Spot each line that carries the word "name"; copy those lines.

→ **Extracted records**:
START

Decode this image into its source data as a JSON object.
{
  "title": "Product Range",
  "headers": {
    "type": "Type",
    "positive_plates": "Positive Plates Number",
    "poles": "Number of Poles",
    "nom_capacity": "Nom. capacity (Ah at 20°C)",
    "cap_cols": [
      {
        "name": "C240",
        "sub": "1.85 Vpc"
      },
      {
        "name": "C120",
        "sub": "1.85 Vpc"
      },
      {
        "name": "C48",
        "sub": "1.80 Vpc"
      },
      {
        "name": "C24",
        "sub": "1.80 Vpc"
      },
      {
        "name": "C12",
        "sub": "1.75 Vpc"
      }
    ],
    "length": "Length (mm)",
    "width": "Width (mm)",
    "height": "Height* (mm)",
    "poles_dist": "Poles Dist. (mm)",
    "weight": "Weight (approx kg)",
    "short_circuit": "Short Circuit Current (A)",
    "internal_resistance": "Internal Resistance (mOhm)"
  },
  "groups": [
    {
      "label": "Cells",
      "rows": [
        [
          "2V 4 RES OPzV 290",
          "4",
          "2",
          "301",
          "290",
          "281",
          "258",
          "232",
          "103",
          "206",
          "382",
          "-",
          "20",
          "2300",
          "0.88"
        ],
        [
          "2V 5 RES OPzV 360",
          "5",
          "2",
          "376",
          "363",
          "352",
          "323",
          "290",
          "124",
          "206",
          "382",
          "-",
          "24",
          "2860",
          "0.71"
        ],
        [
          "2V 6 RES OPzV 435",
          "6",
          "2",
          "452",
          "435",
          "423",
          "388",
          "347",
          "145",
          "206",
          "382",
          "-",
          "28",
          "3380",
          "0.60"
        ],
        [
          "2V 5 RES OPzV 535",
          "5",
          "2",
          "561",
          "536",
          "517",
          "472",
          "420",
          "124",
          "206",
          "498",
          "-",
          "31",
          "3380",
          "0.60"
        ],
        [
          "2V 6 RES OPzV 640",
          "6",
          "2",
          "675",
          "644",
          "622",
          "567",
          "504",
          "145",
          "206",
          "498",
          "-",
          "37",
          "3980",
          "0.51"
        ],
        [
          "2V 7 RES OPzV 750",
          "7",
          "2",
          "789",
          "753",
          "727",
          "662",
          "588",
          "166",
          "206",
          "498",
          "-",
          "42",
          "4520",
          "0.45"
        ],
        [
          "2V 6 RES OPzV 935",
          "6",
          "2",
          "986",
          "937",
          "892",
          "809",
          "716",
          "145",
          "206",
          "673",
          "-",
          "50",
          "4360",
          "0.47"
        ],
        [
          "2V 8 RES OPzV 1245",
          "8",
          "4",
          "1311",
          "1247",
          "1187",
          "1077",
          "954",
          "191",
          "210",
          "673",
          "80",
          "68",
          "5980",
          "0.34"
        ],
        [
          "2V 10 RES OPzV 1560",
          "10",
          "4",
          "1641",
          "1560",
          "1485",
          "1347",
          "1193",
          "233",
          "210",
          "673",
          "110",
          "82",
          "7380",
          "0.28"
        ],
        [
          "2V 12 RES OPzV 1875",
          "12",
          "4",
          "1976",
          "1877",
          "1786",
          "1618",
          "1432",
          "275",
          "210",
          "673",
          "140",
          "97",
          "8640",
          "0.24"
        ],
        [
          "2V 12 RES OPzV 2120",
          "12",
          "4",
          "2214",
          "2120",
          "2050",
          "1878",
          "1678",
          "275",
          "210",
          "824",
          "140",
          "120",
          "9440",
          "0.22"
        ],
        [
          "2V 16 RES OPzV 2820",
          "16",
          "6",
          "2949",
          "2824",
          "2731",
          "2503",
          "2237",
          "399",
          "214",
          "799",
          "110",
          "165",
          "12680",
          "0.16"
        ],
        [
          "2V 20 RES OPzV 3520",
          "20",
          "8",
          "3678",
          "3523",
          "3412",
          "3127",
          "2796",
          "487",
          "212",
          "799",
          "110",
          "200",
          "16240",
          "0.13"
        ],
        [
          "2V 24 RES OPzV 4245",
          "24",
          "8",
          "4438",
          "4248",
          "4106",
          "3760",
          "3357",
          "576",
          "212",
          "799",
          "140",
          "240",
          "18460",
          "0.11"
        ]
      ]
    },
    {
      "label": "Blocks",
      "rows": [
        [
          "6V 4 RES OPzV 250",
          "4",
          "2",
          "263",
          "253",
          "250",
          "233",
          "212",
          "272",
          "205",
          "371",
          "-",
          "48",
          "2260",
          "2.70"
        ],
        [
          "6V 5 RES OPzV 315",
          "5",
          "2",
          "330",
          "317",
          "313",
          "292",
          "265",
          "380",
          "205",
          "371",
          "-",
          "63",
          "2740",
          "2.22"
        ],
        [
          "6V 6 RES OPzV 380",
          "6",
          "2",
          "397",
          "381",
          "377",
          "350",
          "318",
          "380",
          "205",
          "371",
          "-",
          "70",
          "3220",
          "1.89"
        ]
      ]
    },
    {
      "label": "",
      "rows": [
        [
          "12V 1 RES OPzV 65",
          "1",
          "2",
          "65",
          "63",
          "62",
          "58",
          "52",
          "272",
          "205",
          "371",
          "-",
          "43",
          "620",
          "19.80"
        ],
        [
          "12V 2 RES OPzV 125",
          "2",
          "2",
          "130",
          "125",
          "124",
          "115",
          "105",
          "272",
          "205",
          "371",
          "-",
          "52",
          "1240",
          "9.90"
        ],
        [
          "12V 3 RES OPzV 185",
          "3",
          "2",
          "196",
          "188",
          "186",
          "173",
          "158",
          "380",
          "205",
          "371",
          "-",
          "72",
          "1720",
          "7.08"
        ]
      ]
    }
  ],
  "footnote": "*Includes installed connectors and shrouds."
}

END

→ **Written reply**:
        "name": "C240",
        "name": "C120",
        "name": "C48",
        "name": "C24",
        "name": "C12",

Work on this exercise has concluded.